### DOCUMENT PASSAGE:

[Date Prev][Date Next][Thread Prev][Thread Next][Date Index][Thread Index]

[idn] nameprep



Paul Hoffman / IMC <phoffman@imc.org> wrote:

> need to finish nameprep, which at this point is finished other than it
> does not address the new characters added in Unicode 3.1.

Nameprep currently includes the following steps:

    KC-normalize
    map
    KC-normalize
    prohibit

KC-normalize is defined (by the relevant Unicode technical report) as
compatible-decomposition followed by canonical composition.  So the
steps are really:

    compatible-decompose
    canonical-compose
    map
    compatible-decompose
    canonical-compose
    prohibit

Do libraries that provide a KC-normalize function also provide the
separate decompose and compose functions?  If so, consider simplifying
the procedure to:

    compatible-decompose
    map
    canonical-compose
    prohibit

Nameprep defines the mapping step itself, so it could take care to
define it in such a way that it preserves the compatibly-decomposed
property (easy--just make sure the output of each mapping entry is
compatibly decomposed), which ensures that the final output is in
normalization form KC.  The mapping table would be smaller this way,
because it would be operating on a smaller repertoire.

AMC

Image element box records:
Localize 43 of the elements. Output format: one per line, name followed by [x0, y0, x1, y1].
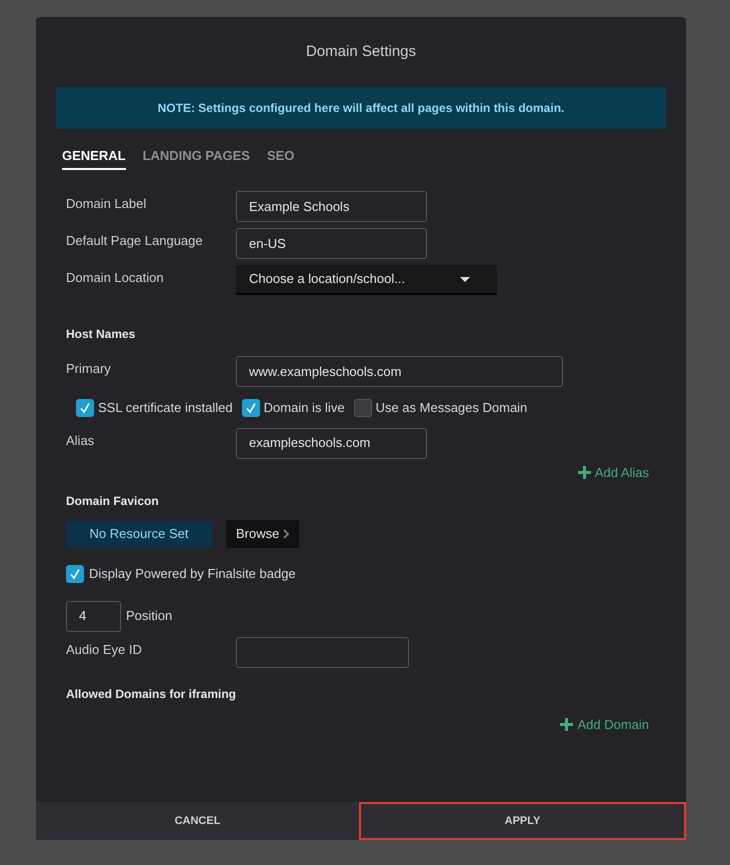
input-field[interactable] [236, 636, 409, 668]
tab[interactable]: LANDING PAGES [142, 146, 250, 170]
checkbox-label: SSL certificate installed [98, 399, 233, 417]
checkbox-label: Use as Messages Domain [376, 399, 528, 417]
add-alias-link[interactable]: Add Alias [578, 462, 649, 482]
check-icon [69, 568, 81, 580]
chevron-right-icon [283, 529, 290, 539]
plus-icon [578, 466, 591, 479]
note-banner: NOTE: Settings configured here will affect all pages within this domain. [56, 87, 666, 129]
check-icon [79, 402, 91, 414]
plus-icon [560, 718, 574, 731]
checkbox[interactable] [66, 564, 84, 583]
section-heading: Allowed Domains for iframing [66, 686, 238, 702]
checkbox[interactable] [76, 398, 94, 417]
tab[interactable]: SEO [266, 146, 294, 170]
tab[interactable]: GENERAL [62, 146, 126, 170]
field-label: Domain Location [66, 269, 165, 287]
field-label: Default Page Language [66, 232, 204, 250]
footer-button[interactable]: CANCEL [36, 802, 359, 840]
field-label: Audio Eye ID [66, 640, 143, 659]
field-label: Domain Label [66, 195, 148, 213]
add-domain-link[interactable]: Add Domain [560, 714, 649, 734]
input-field[interactable]: Example Schools [236, 191, 427, 222]
footer-button[interactable]: APPLY [359, 802, 686, 840]
checkbox[interactable] [242, 398, 260, 417]
check-icon [244, 402, 257, 414]
browse-button[interactable]: Browse [226, 520, 300, 548]
location-dropdown[interactable]: Choose a location/school... [236, 265, 497, 295]
resource-field: No Resource Set [66, 521, 212, 547]
input-field[interactable]: www.exampleschools.com [236, 356, 563, 387]
input-field[interactable]: en-US [236, 228, 427, 259]
field-label: Alias [66, 432, 96, 450]
field-label: Primary [66, 360, 112, 378]
field-label: Position [126, 607, 172, 626]
checkbox-label: Display Powered by Finalsite badge [89, 565, 296, 583]
caret-icon [460, 276, 470, 282]
input-field[interactable]: exampleschools.com [236, 428, 427, 458]
checkbox-label: Domain is live [264, 399, 345, 417]
position-field[interactable]: 4 [66, 600, 121, 632]
dialog-title: Domain Settings [306, 42, 416, 62]
section-heading: Host Names [66, 326, 136, 343]
section-heading: Domain Favicon [66, 493, 160, 510]
checkbox[interactable] [354, 398, 372, 417]
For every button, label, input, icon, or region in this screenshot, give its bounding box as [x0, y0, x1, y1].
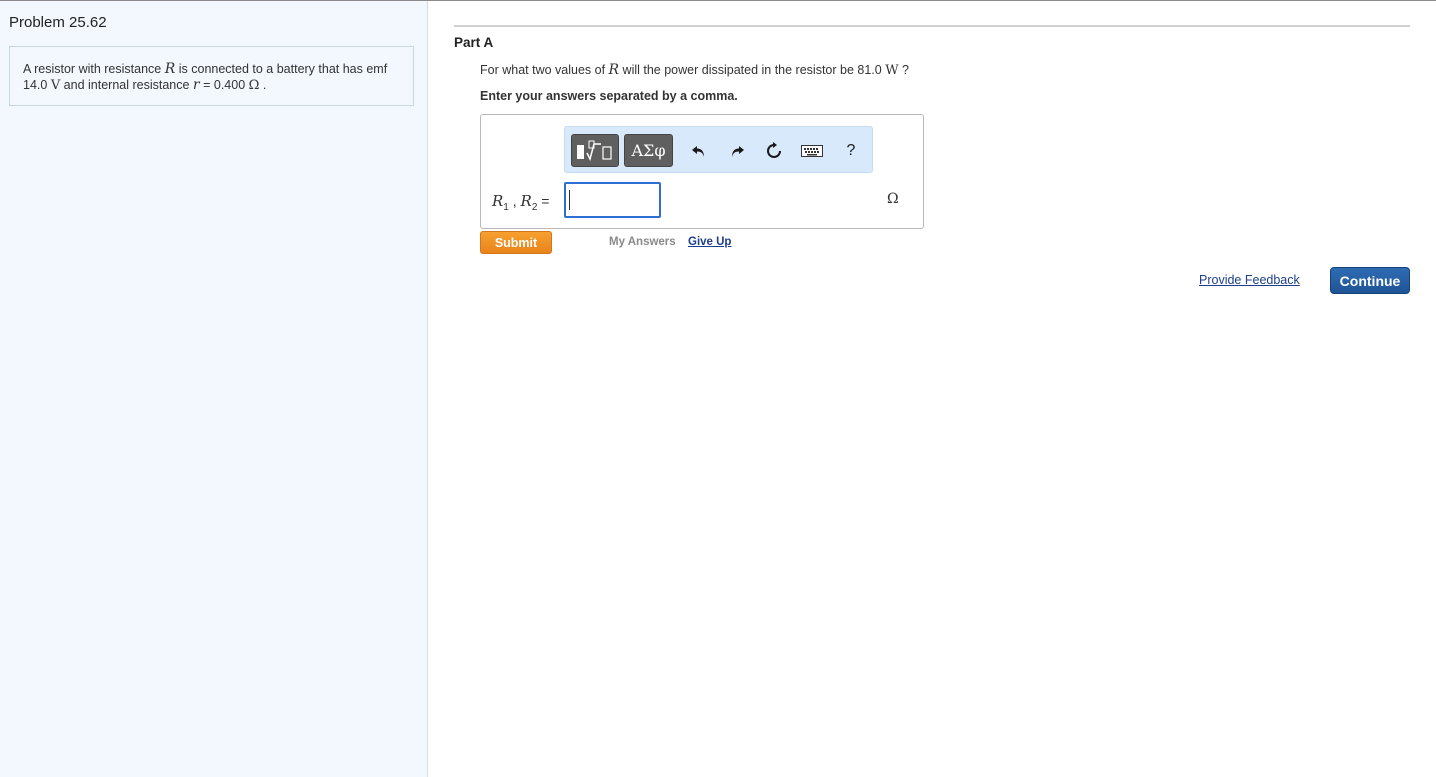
question-fragment: For what two values of	[480, 63, 609, 77]
symbols-button[interactable]: ΑΣφ	[624, 134, 673, 167]
problem-text: and internal resistance	[60, 78, 193, 92]
problem-title: Problem 25.62	[9, 14, 107, 31]
answer-input[interactable]	[564, 182, 661, 218]
unit-watts: W	[885, 63, 899, 78]
var-R: R	[164, 61, 176, 77]
redo-icon[interactable]	[725, 139, 749, 163]
reset-glyph	[767, 142, 781, 158]
give-up-link[interactable]: Give Up	[688, 236, 731, 248]
answer-label: R1 , R2 =	[492, 192, 549, 213]
keyboard-icon[interactable]	[800, 139, 824, 163]
continue-button[interactable]: Continue	[1330, 267, 1410, 294]
help-button[interactable]: ?	[839, 139, 863, 163]
var-r: r	[192, 77, 200, 93]
reset-icon[interactable]	[762, 139, 786, 163]
instruction-text: Enter your answers separated by a comma.	[480, 89, 738, 103]
redo-glyph	[732, 146, 744, 157]
undo-glyph	[692, 146, 704, 157]
question-fragment: ?	[898, 63, 910, 77]
my-answers-link: My Answers	[609, 236, 676, 248]
question-text: For what two values of R will the power …	[480, 62, 909, 78]
problem-statement: A resistor with resistance R is connecte…	[9, 46, 414, 106]
question-fragment: will the power dissipated in the resisto…	[619, 63, 886, 77]
label-R1: R	[492, 192, 504, 210]
answer-unit: Ω	[887, 191, 899, 207]
label-separator: ,	[508, 193, 521, 209]
problem-text: = 0.400	[199, 78, 249, 92]
problem-text: A resistor with resistance	[23, 62, 165, 76]
unit-volts: V	[50, 78, 61, 93]
math-toolbar: ΑΣφ ?	[564, 126, 873, 173]
part-title: Part A	[454, 35, 494, 50]
undo-icon[interactable]	[687, 139, 711, 163]
unit-ohm: Ω	[248, 78, 260, 93]
part-divider	[454, 25, 1410, 27]
text-caret	[569, 190, 570, 210]
answer-box: ΑΣφ ? R1 , R2 = Ω	[480, 114, 924, 229]
problem-text: .	[259, 78, 267, 92]
label-equals: =	[537, 193, 550, 209]
provide-feedback-link[interactable]: Provide Feedback	[1199, 273, 1300, 287]
problem-panel: Problem 25.62 A resistor with resistance…	[0, 1, 428, 777]
keyboard-glyph	[801, 145, 823, 157]
templates-button[interactable]	[571, 134, 619, 167]
question-var-R: R	[608, 62, 620, 78]
label-R2: R	[520, 192, 532, 210]
templates-icon	[577, 140, 612, 161]
submit-button[interactable]: Submit	[480, 231, 552, 254]
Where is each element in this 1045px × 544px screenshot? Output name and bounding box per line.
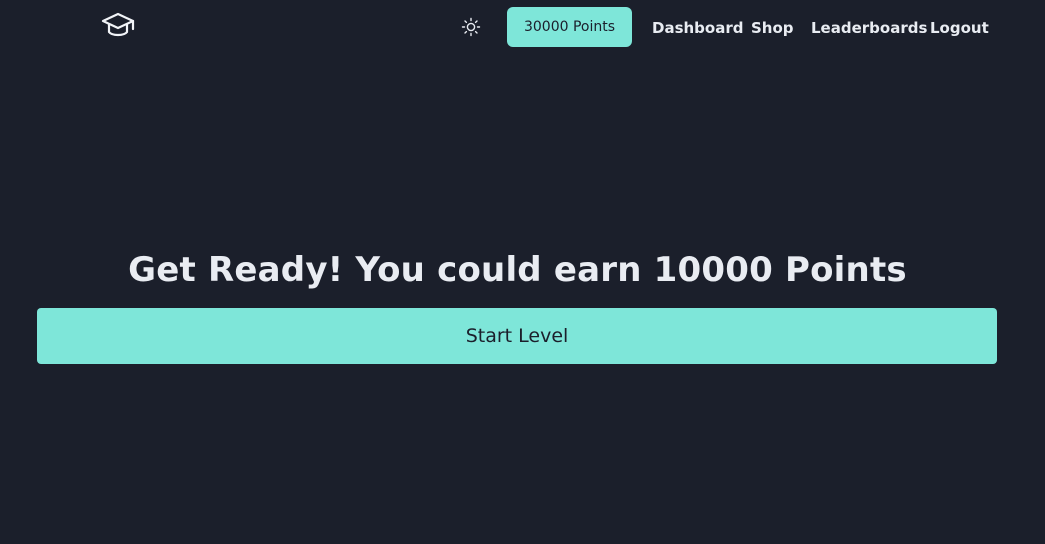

### AIM A:
In the nameprep message, rewrite the paragraph beginning "Nameprep defines the mapping step itself" as a short bulleted list that keeps its main facts.
### AIM B:
In the listing, echo the lines from the one with "question-fragment: For what" to the one with "273, 1300, 287]", both included, and nothing else.

### FULL OUTPUT A:
- Nameprep defines its own mapping step, so it can define that step to keep the compatibly-decomposed property.
- This is easy: make sure the output of each mapping entry is compatibly decomposed.
- This ensures the final output is in normalization form KC.
- The mapping table would be smaller, because it would work on a smaller repertoire.

### FULL OUTPUT B:
question-fragment: For what two values of	[480, 63, 609, 77]
symbols-button[interactable]: ΑΣφ	[624, 134, 673, 167]
problem-text: and internal resistance	[60, 78, 193, 92]
problem-title: Problem 25.62	[9, 14, 107, 31]
answer-input[interactable]	[564, 182, 661, 218]
unit-watts: W	[885, 63, 899, 78]
var-R: R	[164, 61, 176, 77]
redo-icon[interactable]	[725, 139, 749, 163]
reset-glyph	[767, 142, 781, 158]
give-up-link[interactable]: Give Up	[688, 236, 731, 248]
answer-label: R1 , R2 =	[492, 192, 549, 213]
keyboard-icon[interactable]	[800, 139, 824, 163]
continue-button[interactable]: Continue	[1330, 267, 1410, 294]
help-button[interactable]: ?	[839, 139, 863, 163]
var-r: r	[192, 77, 200, 93]
reset-icon[interactable]	[762, 139, 786, 163]
instruction-text: Enter your answers separated by a comma.	[480, 89, 738, 103]
redo-glyph	[732, 146, 744, 157]
undo-glyph	[692, 146, 704, 157]
question-fragment: ?	[898, 63, 910, 77]
my-answers-link: My Answers	[609, 236, 676, 248]
question-text: For what two values of R will the power …	[480, 62, 909, 78]
problem-statement: A resistor with resistance R is connecte…	[9, 46, 414, 106]
question-fragment: will the power dissipated in the resisto…	[619, 63, 886, 77]
label-R1: R	[492, 192, 504, 210]
answer-unit: Ω	[887, 191, 899, 207]
label-separator: ,	[508, 193, 521, 209]
problem-text: = 0.400	[199, 78, 249, 92]
problem-text: A resistor with resistance	[23, 62, 165, 76]
unit-volts: V	[50, 78, 61, 93]
math-toolbar: ΑΣφ ?	[564, 126, 873, 173]
part-title: Part A	[454, 35, 494, 50]
undo-icon[interactable]	[687, 139, 711, 163]
unit-ohm: Ω	[248, 78, 260, 93]
part-divider	[454, 25, 1410, 27]
text-caret	[569, 190, 570, 210]
answer-box: ΑΣφ ? R1 , R2 = Ω	[480, 114, 924, 229]
problem-text: .	[259, 78, 267, 92]
label-equals: =	[537, 193, 550, 209]
provide-feedback-link[interactable]: Provide Feedback	[1199, 273, 1300, 287]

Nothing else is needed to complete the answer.